エチュードシリーズがフルボイスになりましたね!みなさん楽しんでいますか?私は大変大変楽しんでおります。ありがとう、まほやくくん。
今回はロマン考察!平たく言うと、あんまり根拠はないけど、こんな感じだったら楽しいな~という想像、もといロマン考察です。「雨宿りのカエルのエチュード」は、実はラスティカとクロエに関係してくるのでは?あの「日々の泡」に関係しているのでは?などなど。
ここからはネタバレが含まれますのでご注意を!それではレッツゴー!
雨宿りのカエルのエチュードあらすじ
まずは、まほやくイベスト「雨宿りのカエルのエチュード」のあらすじを軽くおさらい。南の国の魔法使い達は、雨のやまない村に調査に行くことに。ついでにミスラ、ブラッドリー、スノウホワイトも同行。
賢者たちが辿り着いたのは、昔、コリンという西の魔法使いが、友人のカエル、クローロスのために造った庭園だった。誰も雨を止める人がいない、主人を失った庭園の最後を見届けるために、賢者たちは庭園で弔いとして遊ぶことにしたのだった。
コリンとクローロス
今回注目するのは、庭園の主であるコリン、そして友人のカエル、クローロスです。とっても仲の良かったふたりですが、ある日、クローロスが鳥に攫われてしまいました。(ウ・ワワ・ウ・ワーーー!!!)

● **データブロック**:
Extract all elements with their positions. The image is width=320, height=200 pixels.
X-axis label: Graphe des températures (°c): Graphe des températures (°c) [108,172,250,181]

● **問題 A**:
次の(i)〜(iii)が本文抜粋の内容と合っているかを「はい」か「いいえ」で答え、判断の決め手となる本文抜粋の語句を一字一句そのまま引用してください。(i) 庭園は、コリンが友人のクローロスのために造ったものである。(ii) 調査には、ミスラ、ブラッドリー、オーエンが同行した。(iii) クローロスは、ある日、鳥に攫われた。
● **問題 B**:
本文抜粋に名前が出てくるキャラクターをすべて挙げよ。
データブロックの各行は、本文抜粋とは別個の資料である。

● **正解 A**:
(i) はい。「昔、コリンという西の魔法使いが、友人のカエル、クローロスのために造った庭園だった」
(ii) いいえ。「ついでにミスラ、ブラッドリー、スノウホワイトも同行。」
(iii) はい。「ある日、クローロスが鳥に攫われてしまいました。」

● **正解 B**:
ラスティカ、クロエ、ミスラ、ブラッドリー、スノウホワイト、コリン、クローロス